Collection entries
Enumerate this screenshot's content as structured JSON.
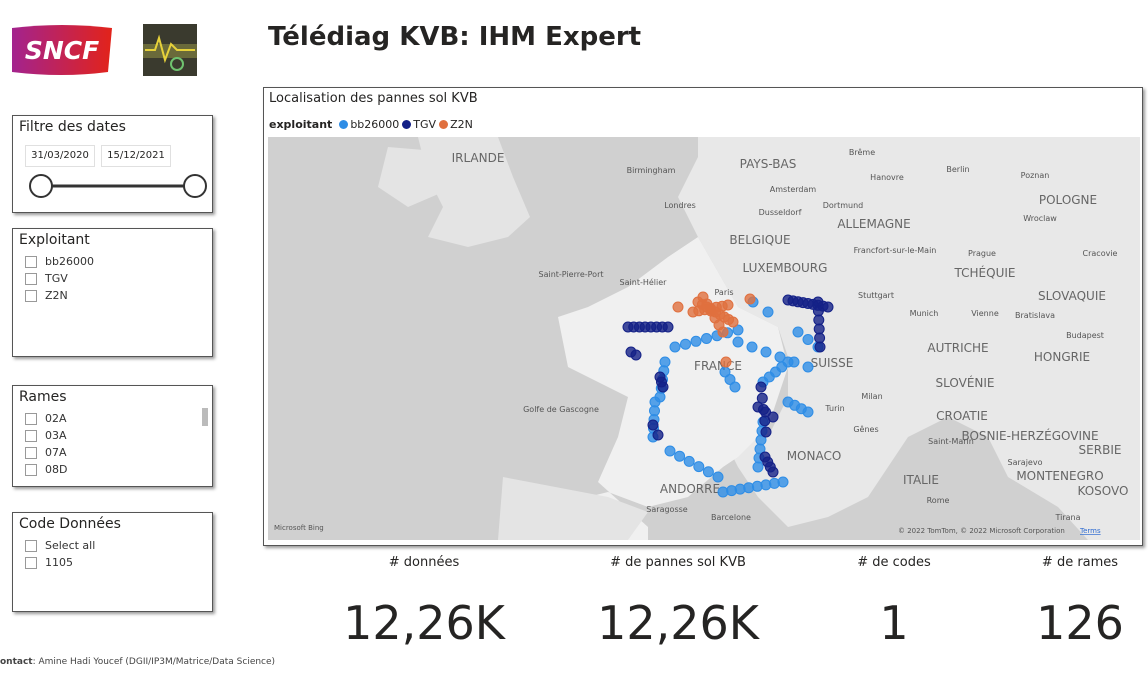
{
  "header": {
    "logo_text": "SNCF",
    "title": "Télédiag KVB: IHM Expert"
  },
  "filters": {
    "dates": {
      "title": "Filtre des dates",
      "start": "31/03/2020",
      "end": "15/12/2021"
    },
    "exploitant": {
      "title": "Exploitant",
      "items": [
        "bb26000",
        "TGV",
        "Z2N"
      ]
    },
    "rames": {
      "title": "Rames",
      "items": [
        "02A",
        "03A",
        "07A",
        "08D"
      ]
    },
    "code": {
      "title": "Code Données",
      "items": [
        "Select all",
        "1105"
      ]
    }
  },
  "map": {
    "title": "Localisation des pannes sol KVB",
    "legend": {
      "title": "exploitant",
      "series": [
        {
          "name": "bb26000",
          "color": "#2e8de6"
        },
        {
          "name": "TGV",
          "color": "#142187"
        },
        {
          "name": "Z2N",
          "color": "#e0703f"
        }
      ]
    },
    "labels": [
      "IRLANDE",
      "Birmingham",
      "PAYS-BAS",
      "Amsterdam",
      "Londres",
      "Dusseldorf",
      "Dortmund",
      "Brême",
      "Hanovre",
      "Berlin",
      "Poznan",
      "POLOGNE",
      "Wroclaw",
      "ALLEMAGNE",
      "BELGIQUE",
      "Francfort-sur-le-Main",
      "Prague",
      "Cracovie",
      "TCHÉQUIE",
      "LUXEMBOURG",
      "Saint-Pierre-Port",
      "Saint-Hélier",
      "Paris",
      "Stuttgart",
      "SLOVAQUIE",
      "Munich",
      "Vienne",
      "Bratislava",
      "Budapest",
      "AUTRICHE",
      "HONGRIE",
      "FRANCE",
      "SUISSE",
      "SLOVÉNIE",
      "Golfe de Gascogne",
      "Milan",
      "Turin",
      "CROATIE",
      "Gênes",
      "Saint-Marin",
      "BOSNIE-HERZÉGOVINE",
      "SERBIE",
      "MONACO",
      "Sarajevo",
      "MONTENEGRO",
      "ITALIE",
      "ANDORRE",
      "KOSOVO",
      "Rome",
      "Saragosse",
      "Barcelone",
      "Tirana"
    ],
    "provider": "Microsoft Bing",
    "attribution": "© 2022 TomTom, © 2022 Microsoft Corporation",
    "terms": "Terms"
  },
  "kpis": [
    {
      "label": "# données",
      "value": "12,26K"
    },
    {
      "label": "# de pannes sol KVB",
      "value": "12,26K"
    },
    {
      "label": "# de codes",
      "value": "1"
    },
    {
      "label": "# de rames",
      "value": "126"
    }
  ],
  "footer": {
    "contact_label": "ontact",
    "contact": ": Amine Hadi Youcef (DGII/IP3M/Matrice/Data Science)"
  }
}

§ **STATED EXERCISE**:
Count how many lines in the data above hold the string "color", and give the number with no other words.

§ **TASK ANSWER**:
3